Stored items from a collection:
↓↓↓
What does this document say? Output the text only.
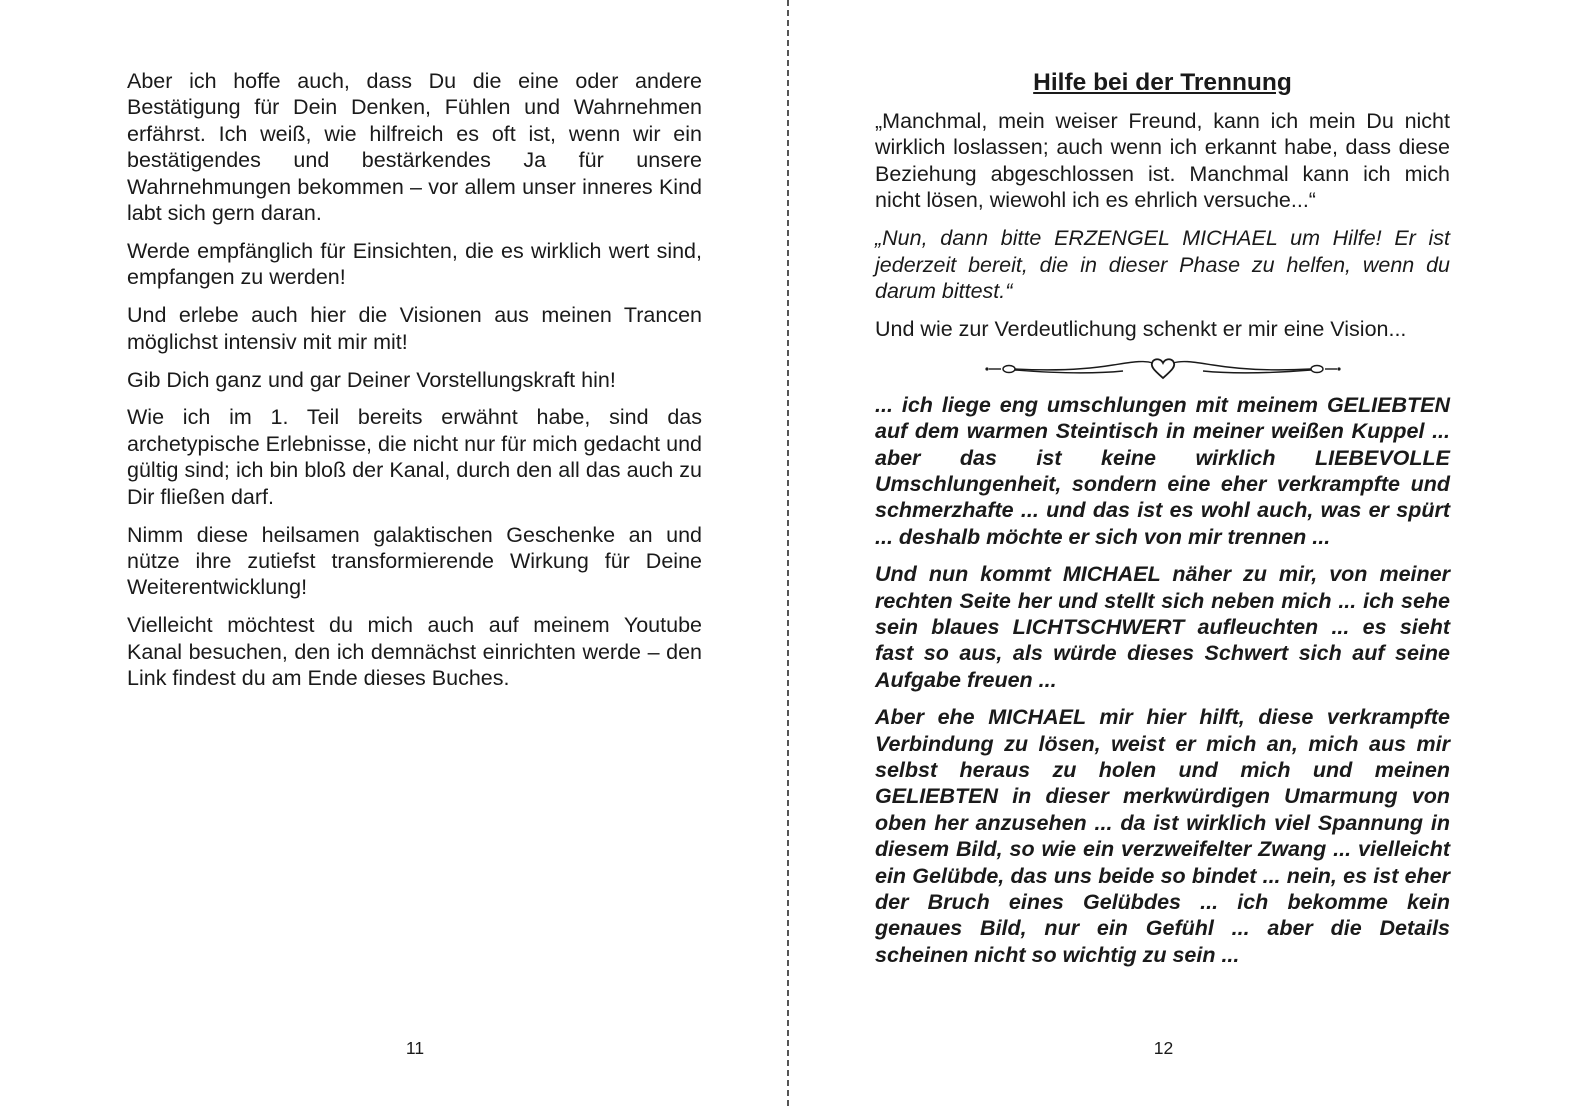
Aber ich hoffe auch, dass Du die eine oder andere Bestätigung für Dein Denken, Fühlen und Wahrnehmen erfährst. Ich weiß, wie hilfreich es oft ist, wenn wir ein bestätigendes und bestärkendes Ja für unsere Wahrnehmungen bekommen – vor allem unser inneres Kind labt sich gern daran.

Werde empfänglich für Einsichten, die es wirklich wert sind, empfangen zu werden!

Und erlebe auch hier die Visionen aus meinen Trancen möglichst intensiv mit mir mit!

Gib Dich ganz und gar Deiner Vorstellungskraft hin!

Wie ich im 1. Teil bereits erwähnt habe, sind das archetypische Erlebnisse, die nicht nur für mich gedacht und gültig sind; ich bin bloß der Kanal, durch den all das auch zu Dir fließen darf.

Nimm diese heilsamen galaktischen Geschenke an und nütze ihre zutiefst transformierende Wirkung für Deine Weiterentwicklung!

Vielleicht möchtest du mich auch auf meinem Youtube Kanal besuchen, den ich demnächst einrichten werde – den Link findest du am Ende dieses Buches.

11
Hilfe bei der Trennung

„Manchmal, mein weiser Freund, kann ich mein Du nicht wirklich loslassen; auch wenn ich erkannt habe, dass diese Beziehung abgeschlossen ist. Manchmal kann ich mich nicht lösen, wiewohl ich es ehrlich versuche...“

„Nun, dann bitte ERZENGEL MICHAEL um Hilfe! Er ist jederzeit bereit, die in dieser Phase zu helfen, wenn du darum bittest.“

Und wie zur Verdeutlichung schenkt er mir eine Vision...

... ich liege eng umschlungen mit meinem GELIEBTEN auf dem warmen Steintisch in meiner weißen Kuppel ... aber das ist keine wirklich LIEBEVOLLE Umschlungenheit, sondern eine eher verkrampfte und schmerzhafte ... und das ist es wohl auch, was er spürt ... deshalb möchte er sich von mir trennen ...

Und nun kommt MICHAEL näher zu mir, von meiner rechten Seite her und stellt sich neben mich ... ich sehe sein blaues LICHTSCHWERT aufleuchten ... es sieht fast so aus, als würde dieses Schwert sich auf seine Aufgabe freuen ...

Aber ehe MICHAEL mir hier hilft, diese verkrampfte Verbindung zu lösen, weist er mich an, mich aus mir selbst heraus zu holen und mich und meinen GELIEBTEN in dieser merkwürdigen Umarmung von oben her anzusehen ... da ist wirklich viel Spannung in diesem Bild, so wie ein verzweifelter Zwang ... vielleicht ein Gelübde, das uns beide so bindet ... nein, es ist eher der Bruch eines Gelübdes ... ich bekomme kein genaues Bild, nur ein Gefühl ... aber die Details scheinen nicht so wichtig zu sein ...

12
↑↑↑
↓↓↓
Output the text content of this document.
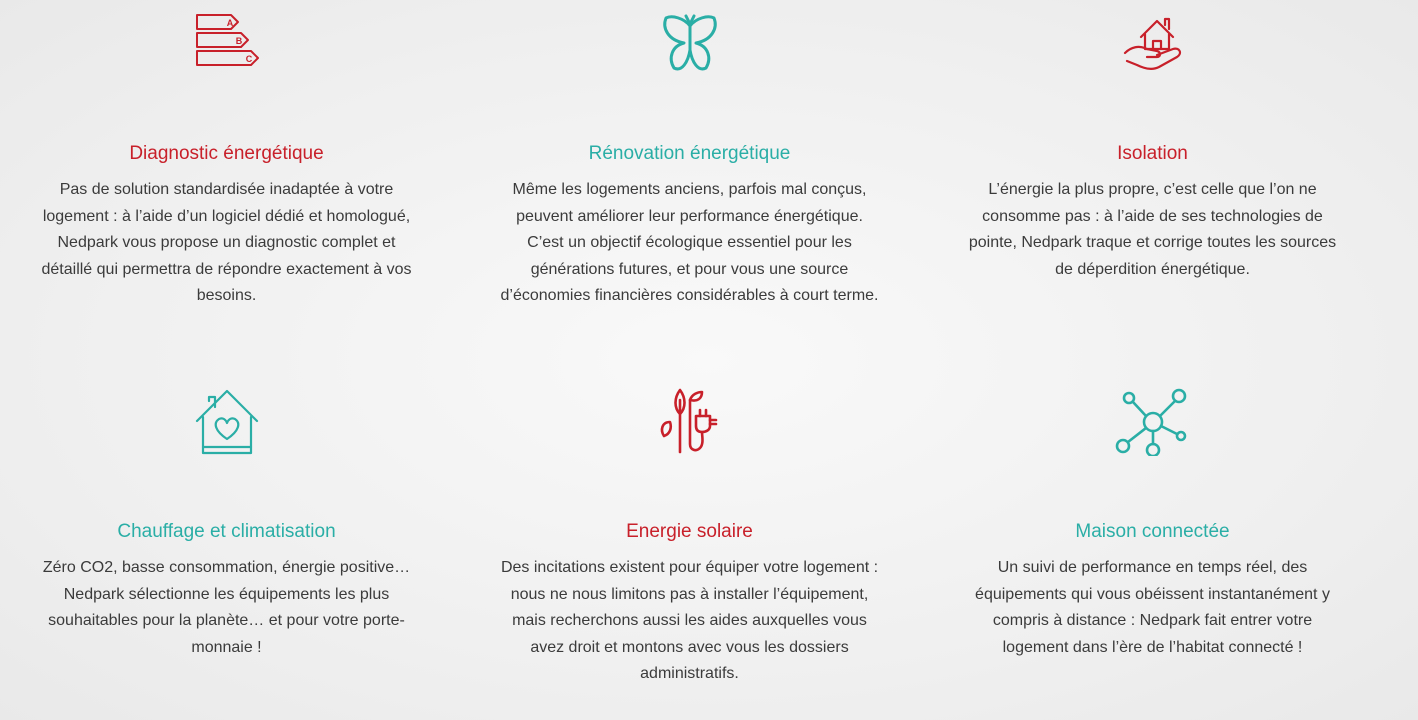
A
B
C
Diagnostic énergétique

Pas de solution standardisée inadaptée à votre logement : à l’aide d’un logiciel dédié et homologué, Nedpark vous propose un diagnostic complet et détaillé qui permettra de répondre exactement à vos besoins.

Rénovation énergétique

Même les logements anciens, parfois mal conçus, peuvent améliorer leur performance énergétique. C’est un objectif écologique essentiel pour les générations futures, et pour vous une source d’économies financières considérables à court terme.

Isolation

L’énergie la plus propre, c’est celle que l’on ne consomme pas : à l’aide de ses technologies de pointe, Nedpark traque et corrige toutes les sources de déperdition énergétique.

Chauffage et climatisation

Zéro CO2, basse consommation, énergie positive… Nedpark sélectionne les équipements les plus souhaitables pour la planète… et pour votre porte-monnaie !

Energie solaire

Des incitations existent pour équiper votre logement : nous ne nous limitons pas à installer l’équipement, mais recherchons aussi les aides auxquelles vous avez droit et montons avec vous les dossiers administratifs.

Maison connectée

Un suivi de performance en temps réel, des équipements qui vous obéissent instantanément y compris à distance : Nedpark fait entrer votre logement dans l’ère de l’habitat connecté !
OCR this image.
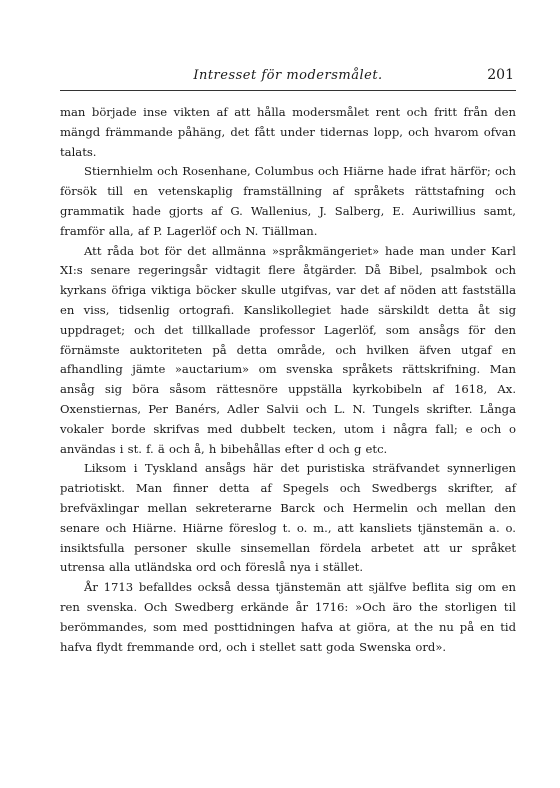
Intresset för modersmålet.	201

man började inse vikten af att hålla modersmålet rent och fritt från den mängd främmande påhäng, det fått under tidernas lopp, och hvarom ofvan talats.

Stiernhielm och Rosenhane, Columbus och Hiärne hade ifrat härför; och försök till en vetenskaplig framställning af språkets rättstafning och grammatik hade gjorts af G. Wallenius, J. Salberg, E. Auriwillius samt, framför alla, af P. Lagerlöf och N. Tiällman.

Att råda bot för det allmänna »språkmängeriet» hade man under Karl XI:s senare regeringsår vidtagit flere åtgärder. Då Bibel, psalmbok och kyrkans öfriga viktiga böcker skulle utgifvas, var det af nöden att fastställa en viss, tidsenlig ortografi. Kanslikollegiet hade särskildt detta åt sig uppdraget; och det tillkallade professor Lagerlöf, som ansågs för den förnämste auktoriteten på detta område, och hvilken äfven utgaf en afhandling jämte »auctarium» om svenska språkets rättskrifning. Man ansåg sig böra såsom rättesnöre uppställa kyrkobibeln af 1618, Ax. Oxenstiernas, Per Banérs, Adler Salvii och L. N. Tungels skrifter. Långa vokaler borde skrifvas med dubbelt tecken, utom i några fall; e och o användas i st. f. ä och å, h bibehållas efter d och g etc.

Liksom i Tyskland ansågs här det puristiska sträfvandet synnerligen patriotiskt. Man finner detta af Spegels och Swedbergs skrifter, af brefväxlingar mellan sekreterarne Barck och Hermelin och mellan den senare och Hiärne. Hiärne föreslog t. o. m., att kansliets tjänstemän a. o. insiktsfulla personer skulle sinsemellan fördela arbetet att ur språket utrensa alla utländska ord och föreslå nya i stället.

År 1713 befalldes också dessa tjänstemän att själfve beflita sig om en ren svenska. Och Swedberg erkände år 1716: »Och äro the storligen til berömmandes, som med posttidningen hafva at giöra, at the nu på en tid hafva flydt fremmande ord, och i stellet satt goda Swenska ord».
↑↑↑
Only lines holding the string "text" are wanted; gather each one from the entries above.

What does this document say? Output the text only.
Output the text content of this document.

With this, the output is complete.